**Task brief**
Find the lines holding "data" and copy them.

(begin)

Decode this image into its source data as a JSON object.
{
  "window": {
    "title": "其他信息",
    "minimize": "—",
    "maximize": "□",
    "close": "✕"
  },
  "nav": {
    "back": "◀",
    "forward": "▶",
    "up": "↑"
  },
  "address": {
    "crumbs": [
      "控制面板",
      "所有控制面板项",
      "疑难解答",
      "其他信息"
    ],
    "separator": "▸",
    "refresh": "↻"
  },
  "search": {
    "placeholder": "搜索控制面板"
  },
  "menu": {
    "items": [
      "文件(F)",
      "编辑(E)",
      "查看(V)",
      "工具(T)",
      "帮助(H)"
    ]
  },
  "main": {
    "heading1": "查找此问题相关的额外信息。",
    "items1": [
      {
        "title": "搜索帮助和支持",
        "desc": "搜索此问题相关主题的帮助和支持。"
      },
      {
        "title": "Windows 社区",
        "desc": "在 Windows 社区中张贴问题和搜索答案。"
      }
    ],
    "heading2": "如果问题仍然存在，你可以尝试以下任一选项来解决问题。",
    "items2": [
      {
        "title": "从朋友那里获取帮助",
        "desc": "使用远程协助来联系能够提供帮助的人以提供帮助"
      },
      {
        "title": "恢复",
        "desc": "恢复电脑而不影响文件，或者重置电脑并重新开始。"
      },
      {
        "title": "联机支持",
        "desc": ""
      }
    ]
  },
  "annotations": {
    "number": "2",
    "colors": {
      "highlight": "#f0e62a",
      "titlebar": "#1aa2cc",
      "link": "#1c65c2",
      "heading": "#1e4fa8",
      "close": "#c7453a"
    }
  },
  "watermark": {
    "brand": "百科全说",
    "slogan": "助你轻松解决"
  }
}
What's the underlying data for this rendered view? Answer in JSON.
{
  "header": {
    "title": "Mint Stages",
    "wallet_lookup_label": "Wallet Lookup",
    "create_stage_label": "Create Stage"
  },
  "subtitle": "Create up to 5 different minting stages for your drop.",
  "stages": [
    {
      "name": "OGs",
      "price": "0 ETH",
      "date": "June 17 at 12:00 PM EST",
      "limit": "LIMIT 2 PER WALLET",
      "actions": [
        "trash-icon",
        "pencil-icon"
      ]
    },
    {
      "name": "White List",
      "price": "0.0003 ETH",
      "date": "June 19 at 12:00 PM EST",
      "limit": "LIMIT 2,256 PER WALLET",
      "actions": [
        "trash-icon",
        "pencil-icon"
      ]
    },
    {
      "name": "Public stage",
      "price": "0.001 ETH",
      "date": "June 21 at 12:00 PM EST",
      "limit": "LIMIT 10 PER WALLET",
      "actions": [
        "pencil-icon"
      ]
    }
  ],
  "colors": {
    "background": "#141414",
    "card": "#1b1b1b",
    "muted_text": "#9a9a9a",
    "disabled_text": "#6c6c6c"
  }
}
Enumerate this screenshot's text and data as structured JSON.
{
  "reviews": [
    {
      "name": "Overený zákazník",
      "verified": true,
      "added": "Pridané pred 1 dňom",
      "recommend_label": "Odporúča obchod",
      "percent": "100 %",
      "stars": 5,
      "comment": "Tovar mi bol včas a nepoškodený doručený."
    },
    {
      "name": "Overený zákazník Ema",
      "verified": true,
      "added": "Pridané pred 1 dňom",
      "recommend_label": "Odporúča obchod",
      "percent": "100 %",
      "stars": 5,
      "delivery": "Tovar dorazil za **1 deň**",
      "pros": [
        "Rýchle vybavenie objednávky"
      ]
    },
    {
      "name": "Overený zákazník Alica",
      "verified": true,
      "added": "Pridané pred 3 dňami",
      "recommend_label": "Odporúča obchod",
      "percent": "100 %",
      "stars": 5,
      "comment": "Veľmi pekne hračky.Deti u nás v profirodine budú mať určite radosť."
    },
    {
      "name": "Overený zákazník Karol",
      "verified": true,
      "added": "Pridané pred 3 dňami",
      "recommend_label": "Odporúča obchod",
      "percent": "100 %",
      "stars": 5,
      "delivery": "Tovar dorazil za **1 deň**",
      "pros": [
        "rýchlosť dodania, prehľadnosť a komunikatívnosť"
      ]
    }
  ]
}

(end)

**Output for this task**
Decode this image into its source data as a JSON object.
What's the underlying data for this rendered view? Answer in JSON.
Enumerate this screenshot's text and data as structured JSON.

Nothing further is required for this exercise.